### Instructions to follow
Can you find the lines of the listing that include "ring" and copy every one?

____ Provided data

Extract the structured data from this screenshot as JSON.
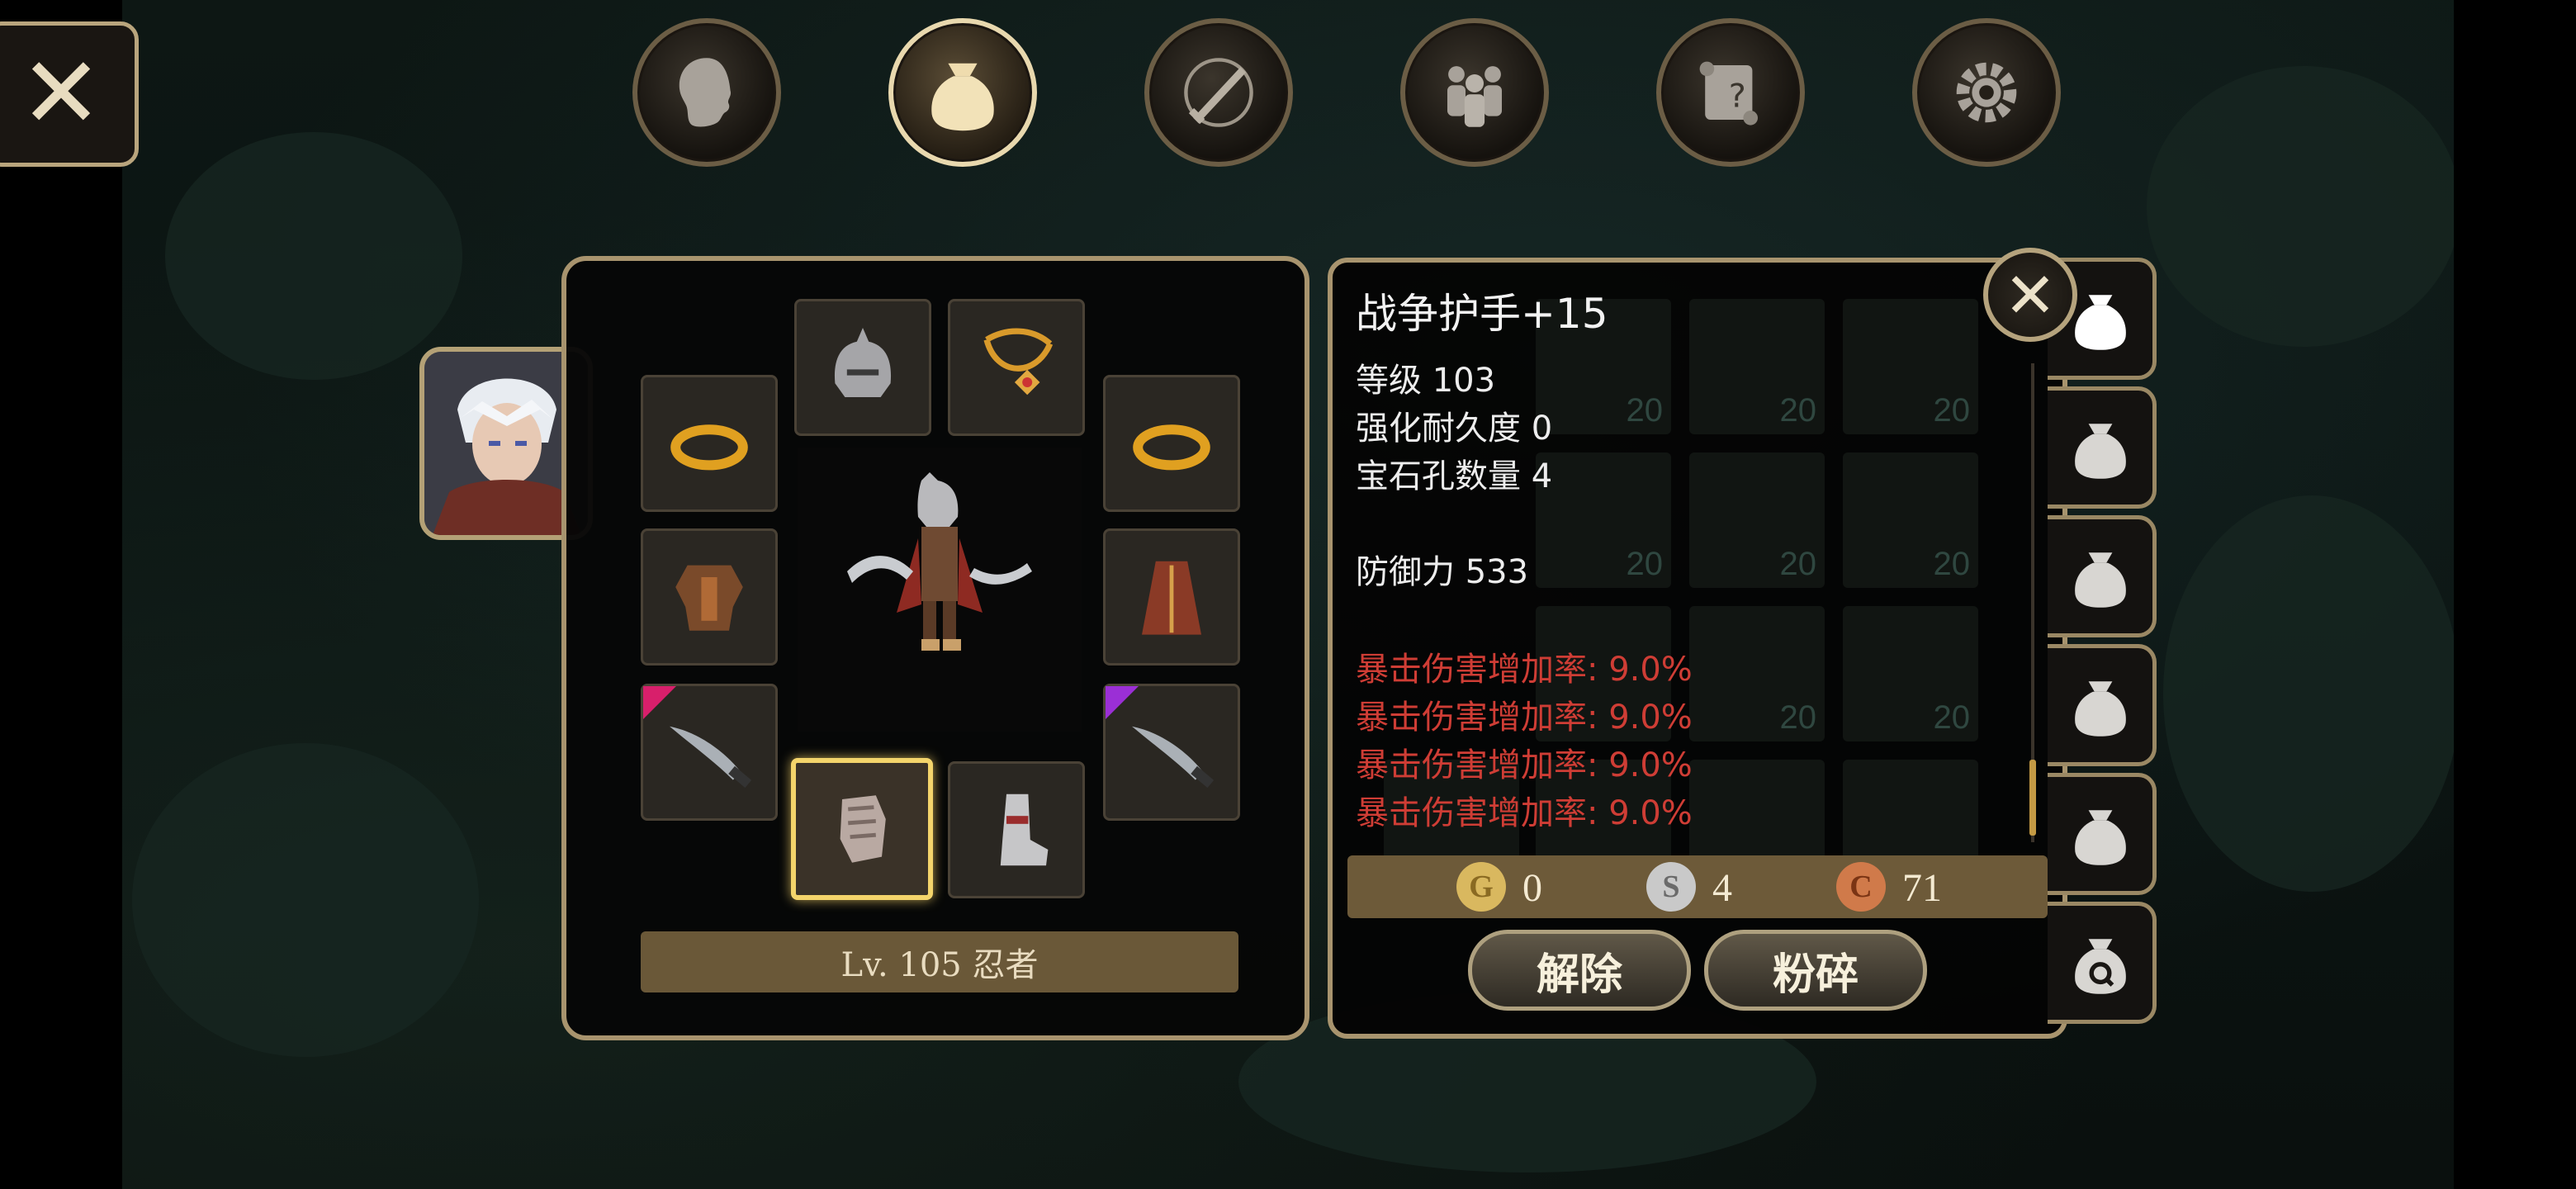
{
  "window": {
    "close_glyph": "✕"
  },
  "topnav": {
    "tabs": [
      {
        "name": "character",
        "icon": "head-icon",
        "active": false
      },
      {
        "name": "inventory",
        "icon": "bag-icon",
        "active": true
      },
      {
        "name": "skills",
        "icon": "sword-compass-icon",
        "active": false
      },
      {
        "name": "party",
        "icon": "group-icon",
        "active": false
      },
      {
        "name": "quests",
        "icon": "scroll-icon",
        "active": false
      },
      {
        "name": "settings",
        "icon": "gear-icon",
        "active": false
      }
    ]
  },
  "equipment": {
    "slots": [
      {
        "name": "helmet",
        "icon": "helmet-icon"
      },
      {
        "name": "necklace",
        "icon": "necklace-icon"
      },
      {
        "name": "ring-left",
        "icon": "ring-icon"
      },
      {
        "name": "ring-right",
        "icon": "ring-icon"
      },
      {
        "name": "armor",
        "icon": "armor-icon"
      },
      {
        "name": "cloak",
        "icon": "cloak-icon"
      },
      {
        "name": "weapon-left",
        "icon": "dagger-icon"
      },
      {
        "name": "weapon-right",
        "icon": "dagger-icon"
      },
      {
        "name": "gloves",
        "icon": "gauntlet-icon",
        "selected": true
      },
      {
        "name": "boots",
        "icon": "boot-icon"
      }
    ],
    "level_label": "Lv. 105 忍者"
  },
  "item": {
    "title": "战争护手+15",
    "stats": [
      "等级 103",
      "强化耐久度 0",
      "宝石孔数量 4",
      "防御力 533"
    ],
    "bonuses": [
      "暴击伤害增加率: 9.0%",
      "暴击伤害增加率: 9.0%",
      "暴击伤害增加率: 9.0%",
      "暴击伤害增加率: 9.0%"
    ],
    "ghost_counts": [
      "20",
      "20",
      "20",
      "20",
      "20",
      "20",
      "20",
      "20",
      "20"
    ]
  },
  "currency": {
    "gold": {
      "symbol": "G",
      "value": "0",
      "color": "#d9b85f"
    },
    "silver": {
      "symbol": "S",
      "value": "4",
      "color": "#c9c9c9"
    },
    "copper": {
      "symbol": "C",
      "value": "71",
      "color": "#d07a4a"
    }
  },
  "actions": {
    "unequip_label": "解除",
    "shatter_label": "粉碎"
  },
  "colors": {
    "panel_border": "#a8946e",
    "bonus_text": "#cf3d35",
    "level_bar": "#6a5838"
  }
}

________

### The completed task
        "name": "ring-left",
        "icon": "ring-icon"
        "name": "ring-right",
        "icon": "ring-icon"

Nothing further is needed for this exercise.